What to produce: Locate each line with the string "icon" in the listing below and copy it.
-- start Entries provided --
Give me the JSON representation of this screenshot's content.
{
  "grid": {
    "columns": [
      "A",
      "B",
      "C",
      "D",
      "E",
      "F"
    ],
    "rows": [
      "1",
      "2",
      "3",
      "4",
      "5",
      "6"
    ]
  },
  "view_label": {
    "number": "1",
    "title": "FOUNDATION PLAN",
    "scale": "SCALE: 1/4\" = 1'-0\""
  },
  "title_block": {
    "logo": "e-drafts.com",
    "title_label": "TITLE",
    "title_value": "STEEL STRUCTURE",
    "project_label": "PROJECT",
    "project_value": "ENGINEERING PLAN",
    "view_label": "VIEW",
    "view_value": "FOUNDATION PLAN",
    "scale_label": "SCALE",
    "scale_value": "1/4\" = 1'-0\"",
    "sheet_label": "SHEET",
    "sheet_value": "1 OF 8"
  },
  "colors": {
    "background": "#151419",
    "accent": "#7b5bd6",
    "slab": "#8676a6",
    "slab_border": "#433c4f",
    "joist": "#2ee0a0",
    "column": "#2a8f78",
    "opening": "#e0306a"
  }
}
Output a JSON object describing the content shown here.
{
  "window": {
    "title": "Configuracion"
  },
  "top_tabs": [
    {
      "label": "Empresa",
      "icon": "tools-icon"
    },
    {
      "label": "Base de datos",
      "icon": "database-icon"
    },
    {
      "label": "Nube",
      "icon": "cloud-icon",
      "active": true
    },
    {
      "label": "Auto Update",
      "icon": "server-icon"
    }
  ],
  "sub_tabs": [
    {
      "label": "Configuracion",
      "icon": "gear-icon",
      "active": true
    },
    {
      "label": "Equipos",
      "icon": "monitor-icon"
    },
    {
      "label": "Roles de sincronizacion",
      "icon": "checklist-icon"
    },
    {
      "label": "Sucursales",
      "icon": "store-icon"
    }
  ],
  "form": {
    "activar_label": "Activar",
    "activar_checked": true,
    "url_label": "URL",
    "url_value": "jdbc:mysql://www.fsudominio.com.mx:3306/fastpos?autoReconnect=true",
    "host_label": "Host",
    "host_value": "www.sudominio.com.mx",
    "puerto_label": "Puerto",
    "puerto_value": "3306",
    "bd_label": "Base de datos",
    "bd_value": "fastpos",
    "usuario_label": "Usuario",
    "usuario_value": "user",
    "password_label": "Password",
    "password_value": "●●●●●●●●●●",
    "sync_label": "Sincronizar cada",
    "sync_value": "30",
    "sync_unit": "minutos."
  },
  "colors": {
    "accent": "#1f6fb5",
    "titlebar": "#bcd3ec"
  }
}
-- end Entries provided --
Solution:
      "icon": "tools-icon"
      "icon": "database-icon"
      "icon": "cloud-icon",
      "icon": "server-icon"
      "icon": "gear-icon",
      "icon": "monitor-icon"
      "icon": "checklist-icon"
      "icon": "store-icon"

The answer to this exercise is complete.